Aim
Write out all the data again, exactly as it stands.

Provided records
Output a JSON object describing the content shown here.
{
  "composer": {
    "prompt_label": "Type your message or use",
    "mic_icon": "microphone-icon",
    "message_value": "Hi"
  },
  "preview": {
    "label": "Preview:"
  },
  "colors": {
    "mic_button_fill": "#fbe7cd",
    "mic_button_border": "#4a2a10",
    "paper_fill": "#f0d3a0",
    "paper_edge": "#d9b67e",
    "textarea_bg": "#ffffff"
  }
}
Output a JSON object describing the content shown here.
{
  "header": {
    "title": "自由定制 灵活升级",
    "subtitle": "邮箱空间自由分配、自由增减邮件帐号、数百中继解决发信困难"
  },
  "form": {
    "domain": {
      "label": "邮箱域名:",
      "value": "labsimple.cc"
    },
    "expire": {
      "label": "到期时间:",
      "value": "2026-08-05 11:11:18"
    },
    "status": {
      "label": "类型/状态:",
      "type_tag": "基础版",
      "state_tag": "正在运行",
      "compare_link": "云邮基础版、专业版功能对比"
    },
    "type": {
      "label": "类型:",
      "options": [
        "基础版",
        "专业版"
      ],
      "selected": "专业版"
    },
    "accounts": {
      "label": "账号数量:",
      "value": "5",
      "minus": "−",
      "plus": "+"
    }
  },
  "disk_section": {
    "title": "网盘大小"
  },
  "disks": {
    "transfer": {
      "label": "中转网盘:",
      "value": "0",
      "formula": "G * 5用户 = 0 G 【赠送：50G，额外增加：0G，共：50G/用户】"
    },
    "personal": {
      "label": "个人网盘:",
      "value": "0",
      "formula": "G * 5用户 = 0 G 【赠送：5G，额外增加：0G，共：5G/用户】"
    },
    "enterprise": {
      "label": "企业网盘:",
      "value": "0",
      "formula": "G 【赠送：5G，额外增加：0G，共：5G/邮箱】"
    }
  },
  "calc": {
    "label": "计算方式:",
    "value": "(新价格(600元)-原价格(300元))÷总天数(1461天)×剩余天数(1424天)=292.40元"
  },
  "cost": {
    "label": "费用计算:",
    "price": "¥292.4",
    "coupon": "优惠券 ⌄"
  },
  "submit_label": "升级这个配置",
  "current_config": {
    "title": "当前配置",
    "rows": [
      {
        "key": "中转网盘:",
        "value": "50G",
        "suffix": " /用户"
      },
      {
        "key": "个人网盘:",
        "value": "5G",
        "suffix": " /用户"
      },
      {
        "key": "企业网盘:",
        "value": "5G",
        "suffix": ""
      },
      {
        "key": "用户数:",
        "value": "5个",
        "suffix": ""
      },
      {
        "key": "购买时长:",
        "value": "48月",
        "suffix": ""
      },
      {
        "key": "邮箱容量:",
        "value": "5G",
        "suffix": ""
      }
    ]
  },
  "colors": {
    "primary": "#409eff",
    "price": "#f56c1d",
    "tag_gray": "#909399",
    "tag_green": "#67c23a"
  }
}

Answer
Output a JSON object describing the content shown here.
{
  "composer": {
    "prompt_label": "Type your message or use",
    "mic_icon": "microphone-icon",
    "message_value": "Hi"
  },
  "preview": {
    "label": "Preview:"
  },
  "colors": {
    "mic_button_fill": "#fbe7cd",
    "mic_button_border": "#4a2a10",
    "paper_fill": "#f0d3a0",
    "paper_edge": "#d9b67e",
    "textarea_bg": "#ffffff"
  }
}
Output a JSON object describing the content shown here.
{
  "header": {
    "title": "自由定制 灵活升级",
    "subtitle": "邮箱空间自由分配、自由增减邮件帐号、数百中继解决发信困难"
  },
  "form": {
    "domain": {
      "label": "邮箱域名:",
      "value": "labsimple.cc"
    },
    "expire": {
      "label": "到期时间:",
      "value": "2026-08-05 11:11:18"
    },
    "status": {
      "label": "类型/状态:",
      "type_tag": "基础版",
      "state_tag": "正在运行",
      "compare_link": "云邮基础版、专业版功能对比"
    },
    "type": {
      "label": "类型:",
      "options": [
        "基础版",
        "专业版"
      ],
      "selected": "专业版"
    },
    "accounts": {
      "label": "账号数量:",
      "value": "5",
      "minus": "−",
      "plus": "+"
    }
  },
  "disk_section": {
    "title": "网盘大小"
  },
  "disks": {
    "transfer": {
      "label": "中转网盘:",
      "value": "0",
      "formula": "G * 5用户 = 0 G 【赠送：50G，额外增加：0G，共：50G/用户】"
    },
    "personal": {
      "label": "个人网盘:",
      "value": "0",
      "formula": "G * 5用户 = 0 G 【赠送：5G，额外增加：0G，共：5G/用户】"
    },
    "enterprise": {
      "label": "企业网盘:",
      "value": "0",
      "formula": "G 【赠送：5G，额外增加：0G，共：5G/邮箱】"
    }
  },
  "calc": {
    "label": "计算方式:",
    "value": "(新价格(600元)-原价格(300元))÷总天数(1461天)×剩余天数(1424天)=292.40元"
  },
  "cost": {
    "label": "费用计算:",
    "price": "¥292.4",
    "coupon": "优惠券 ⌄"
  },
  "submit_label": "升级这个配置",
  "current_config": {
    "title": "当前配置",
    "rows": [
      {
        "key": "中转网盘:",
        "value": "50G",
        "suffix": " /用户"
      },
      {
        "key": "个人网盘:",
        "value": "5G",
        "suffix": " /用户"
      },
      {
        "key": "企业网盘:",
        "value": "5G",
        "suffix": ""
      },
      {
        "key": "用户数:",
        "value": "5个",
        "suffix": ""
      },
      {
        "key": "购买时长:",
        "value": "48月",
        "suffix": ""
      },
      {
        "key": "邮箱容量:",
        "value": "5G",
        "suffix": ""
      }
    ]
  },
  "colors": {
    "primary": "#409eff",
    "price": "#f56c1d",
    "tag_gray": "#909399",
    "tag_green": "#67c23a"
  }
}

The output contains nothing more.